Supplied data
● ● ● ● ● ● ●

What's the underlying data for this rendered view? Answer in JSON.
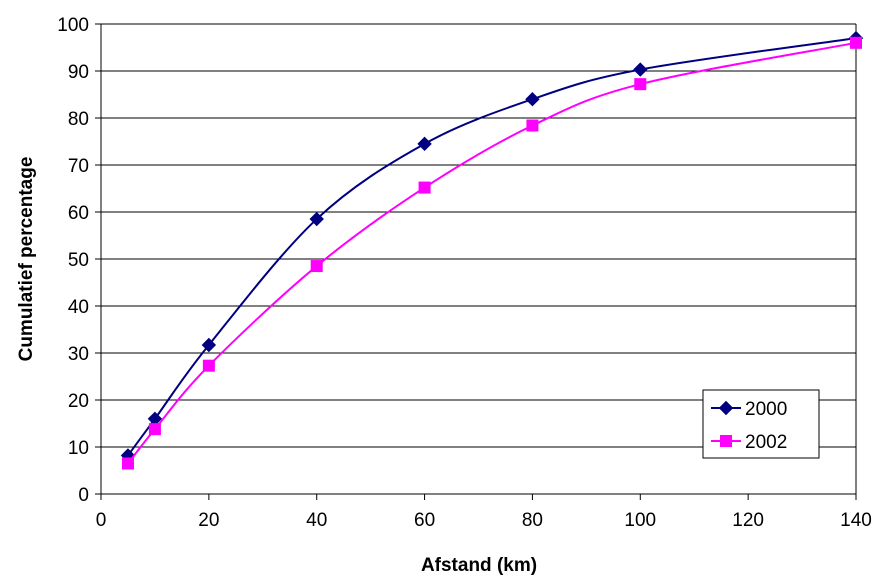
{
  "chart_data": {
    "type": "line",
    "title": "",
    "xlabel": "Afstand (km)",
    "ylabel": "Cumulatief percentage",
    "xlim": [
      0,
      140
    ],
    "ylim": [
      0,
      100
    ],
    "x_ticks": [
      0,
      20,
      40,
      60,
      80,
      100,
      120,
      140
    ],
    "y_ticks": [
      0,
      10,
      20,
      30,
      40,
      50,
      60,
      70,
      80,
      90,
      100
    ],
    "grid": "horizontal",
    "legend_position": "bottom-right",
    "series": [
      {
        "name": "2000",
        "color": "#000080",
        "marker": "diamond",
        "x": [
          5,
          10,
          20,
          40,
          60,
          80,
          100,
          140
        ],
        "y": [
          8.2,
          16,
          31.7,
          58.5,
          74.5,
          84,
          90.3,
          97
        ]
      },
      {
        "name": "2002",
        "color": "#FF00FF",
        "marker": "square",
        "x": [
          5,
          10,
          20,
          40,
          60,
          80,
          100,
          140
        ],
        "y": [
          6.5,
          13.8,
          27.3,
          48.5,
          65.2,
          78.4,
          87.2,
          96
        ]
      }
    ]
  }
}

● ● ● ● ● ● ●

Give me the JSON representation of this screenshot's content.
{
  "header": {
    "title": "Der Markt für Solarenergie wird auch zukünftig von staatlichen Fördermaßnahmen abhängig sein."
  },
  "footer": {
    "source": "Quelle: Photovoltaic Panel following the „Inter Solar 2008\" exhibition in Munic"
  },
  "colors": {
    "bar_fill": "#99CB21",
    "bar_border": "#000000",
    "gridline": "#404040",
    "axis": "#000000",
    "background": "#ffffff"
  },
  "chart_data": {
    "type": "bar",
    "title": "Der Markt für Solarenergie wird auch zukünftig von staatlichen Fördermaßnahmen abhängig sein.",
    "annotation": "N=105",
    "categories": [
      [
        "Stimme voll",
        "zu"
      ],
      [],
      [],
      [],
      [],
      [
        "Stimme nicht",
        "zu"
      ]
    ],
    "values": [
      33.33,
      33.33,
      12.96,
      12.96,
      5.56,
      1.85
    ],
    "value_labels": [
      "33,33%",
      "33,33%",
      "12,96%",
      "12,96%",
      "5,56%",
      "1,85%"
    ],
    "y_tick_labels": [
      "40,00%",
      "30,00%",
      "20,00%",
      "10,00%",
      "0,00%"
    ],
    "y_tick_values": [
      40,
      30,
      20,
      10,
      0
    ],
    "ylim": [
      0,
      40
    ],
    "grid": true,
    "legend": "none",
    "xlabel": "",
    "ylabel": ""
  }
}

● ● ● ● ● ● ●

Problem requirements
Collect every line with the string "Markt" from the records, and copy each.

Solution to this task
    "title": "Der Markt für Solarenergie wird auch zukünftig von staatlichen Fördermaßnahmen abhängig sein."
    "title": "Der Markt für Solarenergie wird auch zukünftig von staatlichen Fördermaßnahmen abhängig sein.",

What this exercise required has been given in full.